PROBLEM DESCRIPTION
Find the lines holding "stets" and copy them.

INFORMATION GIVEN
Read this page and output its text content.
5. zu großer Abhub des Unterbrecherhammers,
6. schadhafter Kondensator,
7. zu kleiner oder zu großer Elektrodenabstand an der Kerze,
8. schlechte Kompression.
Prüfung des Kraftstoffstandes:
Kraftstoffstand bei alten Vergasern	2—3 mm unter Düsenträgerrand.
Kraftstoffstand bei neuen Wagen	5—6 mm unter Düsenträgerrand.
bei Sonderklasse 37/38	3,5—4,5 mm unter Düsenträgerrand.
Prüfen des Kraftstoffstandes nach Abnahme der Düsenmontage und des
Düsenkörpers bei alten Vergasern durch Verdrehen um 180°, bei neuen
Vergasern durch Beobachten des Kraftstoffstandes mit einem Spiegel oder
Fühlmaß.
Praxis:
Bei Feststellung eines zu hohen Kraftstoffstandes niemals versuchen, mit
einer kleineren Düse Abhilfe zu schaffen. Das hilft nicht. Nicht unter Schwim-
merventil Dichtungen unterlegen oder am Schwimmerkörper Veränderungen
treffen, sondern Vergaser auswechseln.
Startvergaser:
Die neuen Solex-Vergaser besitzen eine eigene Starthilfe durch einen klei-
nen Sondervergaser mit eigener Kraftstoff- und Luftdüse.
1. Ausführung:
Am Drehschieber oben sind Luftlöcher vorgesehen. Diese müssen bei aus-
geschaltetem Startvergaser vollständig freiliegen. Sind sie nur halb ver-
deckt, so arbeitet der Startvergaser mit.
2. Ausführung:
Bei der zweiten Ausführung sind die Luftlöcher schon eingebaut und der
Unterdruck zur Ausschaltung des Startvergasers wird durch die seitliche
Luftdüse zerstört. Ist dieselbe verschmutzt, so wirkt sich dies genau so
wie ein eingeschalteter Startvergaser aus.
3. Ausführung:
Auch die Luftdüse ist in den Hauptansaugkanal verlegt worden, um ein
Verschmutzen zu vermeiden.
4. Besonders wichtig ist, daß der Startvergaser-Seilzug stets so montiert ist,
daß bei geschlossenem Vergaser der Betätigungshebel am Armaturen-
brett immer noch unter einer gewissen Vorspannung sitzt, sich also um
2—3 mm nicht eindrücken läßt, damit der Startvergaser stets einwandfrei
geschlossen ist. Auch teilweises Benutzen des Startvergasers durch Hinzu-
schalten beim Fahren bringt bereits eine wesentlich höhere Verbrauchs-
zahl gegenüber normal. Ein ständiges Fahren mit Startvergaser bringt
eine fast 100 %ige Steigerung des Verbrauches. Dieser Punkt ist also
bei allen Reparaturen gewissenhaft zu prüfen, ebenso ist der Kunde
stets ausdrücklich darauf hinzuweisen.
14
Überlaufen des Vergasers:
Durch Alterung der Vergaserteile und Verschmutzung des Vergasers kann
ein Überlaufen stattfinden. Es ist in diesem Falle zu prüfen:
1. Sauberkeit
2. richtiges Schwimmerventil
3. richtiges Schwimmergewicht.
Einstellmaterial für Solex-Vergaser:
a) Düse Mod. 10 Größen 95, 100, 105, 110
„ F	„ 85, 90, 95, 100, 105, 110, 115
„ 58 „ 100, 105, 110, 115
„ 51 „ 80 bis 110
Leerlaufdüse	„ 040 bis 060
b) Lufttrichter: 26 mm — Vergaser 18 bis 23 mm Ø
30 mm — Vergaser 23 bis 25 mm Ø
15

COMPLETE RESPONSE
4. Besonders wichtig ist, daß der Startvergaser-Seilzug stets so montiert ist,
2—3 mm nicht eindrücken läßt, damit der Startvergaser stets einwandfrei
stets ausdrücklich darauf hinzuweisen.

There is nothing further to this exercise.